Exercise prompt: Every line holding the word "государственных" counts once. Give the total, nothing more.

--- Supplied data ---

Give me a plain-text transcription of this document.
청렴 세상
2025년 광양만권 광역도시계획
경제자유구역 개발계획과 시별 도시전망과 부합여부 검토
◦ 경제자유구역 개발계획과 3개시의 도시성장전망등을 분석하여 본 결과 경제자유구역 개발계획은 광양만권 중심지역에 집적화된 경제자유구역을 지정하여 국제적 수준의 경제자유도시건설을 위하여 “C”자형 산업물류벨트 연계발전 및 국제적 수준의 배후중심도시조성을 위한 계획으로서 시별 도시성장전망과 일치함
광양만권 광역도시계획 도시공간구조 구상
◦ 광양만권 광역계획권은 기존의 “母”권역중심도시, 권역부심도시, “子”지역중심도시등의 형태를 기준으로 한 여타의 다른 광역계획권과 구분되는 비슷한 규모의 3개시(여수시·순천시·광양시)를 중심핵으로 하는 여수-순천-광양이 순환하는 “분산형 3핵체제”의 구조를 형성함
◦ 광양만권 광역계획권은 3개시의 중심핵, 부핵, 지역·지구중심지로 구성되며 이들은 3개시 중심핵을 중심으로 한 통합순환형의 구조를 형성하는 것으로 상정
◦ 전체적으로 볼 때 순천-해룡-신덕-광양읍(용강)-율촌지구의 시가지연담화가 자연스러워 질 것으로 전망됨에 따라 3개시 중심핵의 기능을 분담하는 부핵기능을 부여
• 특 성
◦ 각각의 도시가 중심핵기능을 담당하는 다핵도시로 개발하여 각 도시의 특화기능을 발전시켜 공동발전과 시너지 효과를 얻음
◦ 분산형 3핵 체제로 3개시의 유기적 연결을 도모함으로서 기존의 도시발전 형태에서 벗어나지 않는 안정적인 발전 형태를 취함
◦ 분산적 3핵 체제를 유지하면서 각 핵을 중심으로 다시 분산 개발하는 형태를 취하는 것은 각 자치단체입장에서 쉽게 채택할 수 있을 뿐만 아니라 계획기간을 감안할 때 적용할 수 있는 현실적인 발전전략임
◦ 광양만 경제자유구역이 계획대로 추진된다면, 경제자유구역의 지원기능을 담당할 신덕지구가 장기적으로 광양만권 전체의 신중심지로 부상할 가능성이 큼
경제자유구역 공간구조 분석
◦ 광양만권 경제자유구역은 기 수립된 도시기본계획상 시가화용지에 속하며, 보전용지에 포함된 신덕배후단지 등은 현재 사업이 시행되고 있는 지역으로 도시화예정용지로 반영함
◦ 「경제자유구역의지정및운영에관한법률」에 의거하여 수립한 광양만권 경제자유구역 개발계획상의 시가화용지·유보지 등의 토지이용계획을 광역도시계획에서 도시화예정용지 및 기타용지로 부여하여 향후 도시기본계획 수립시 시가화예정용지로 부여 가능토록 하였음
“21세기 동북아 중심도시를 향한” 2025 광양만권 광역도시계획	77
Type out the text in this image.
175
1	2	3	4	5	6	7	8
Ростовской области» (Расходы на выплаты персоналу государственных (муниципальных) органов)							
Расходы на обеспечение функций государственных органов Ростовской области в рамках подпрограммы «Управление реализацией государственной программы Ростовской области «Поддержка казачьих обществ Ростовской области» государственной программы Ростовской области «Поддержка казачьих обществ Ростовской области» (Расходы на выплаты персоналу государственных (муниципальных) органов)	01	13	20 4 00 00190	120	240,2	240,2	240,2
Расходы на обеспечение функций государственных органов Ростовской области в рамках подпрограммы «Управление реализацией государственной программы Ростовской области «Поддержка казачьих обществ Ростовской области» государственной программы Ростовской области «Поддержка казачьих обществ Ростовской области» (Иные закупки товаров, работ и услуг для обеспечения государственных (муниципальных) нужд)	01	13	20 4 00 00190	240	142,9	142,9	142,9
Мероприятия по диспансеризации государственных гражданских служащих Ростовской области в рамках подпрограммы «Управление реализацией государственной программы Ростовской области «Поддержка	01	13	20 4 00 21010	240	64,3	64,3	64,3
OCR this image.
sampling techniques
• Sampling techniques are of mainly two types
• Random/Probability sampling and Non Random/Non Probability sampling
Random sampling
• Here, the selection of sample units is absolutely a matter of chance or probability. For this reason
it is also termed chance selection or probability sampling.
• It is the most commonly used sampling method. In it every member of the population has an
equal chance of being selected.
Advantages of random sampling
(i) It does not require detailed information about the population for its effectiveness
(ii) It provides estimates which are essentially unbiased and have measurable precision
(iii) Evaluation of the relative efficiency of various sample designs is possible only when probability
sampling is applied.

---

Completed exercise: 4